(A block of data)
--------------------------------

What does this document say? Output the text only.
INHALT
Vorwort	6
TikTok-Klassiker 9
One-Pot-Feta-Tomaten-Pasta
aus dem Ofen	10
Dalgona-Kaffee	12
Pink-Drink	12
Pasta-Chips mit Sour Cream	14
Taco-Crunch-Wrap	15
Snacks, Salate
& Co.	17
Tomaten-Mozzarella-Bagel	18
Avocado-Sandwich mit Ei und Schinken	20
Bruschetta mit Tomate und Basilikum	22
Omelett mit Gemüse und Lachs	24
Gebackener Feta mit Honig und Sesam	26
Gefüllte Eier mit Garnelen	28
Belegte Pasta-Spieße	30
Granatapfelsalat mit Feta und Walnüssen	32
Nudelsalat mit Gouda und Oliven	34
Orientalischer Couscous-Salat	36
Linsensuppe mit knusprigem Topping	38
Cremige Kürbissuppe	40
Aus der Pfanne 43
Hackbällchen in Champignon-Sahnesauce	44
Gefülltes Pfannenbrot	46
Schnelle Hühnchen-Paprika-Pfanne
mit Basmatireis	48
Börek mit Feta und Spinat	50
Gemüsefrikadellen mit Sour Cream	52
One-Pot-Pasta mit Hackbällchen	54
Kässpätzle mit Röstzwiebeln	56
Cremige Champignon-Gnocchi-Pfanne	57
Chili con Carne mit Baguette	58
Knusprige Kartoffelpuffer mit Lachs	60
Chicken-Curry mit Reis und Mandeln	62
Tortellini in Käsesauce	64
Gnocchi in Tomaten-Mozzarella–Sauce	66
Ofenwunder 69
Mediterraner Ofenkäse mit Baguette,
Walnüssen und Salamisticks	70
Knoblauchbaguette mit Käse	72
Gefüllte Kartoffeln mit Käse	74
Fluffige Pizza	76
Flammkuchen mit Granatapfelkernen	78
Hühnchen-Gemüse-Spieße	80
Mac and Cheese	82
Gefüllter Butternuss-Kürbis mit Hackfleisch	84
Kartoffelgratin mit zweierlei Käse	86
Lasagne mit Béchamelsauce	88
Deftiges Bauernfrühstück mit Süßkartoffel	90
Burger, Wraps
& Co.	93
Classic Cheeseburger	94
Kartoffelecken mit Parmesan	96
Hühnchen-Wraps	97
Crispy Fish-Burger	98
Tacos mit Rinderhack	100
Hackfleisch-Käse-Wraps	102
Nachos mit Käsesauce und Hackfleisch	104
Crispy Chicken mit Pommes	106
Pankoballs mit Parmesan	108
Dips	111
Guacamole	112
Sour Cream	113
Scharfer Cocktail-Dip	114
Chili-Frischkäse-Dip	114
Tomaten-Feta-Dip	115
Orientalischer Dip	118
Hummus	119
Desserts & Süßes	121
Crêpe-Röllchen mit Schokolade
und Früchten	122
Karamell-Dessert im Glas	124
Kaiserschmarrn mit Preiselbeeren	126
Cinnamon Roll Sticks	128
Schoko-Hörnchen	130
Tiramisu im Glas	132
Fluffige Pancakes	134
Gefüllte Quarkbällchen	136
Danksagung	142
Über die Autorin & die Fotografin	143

--------------------------------

• **Exercise**:
Find the word "Hühnchen" in the entries above and gather every line that holds it.

• **Exercise solution**:
Schnelle Hühnchen-Paprika-Pfanne
Hühnchen-Gemüse-Spieße	80
Hühnchen-Wraps	97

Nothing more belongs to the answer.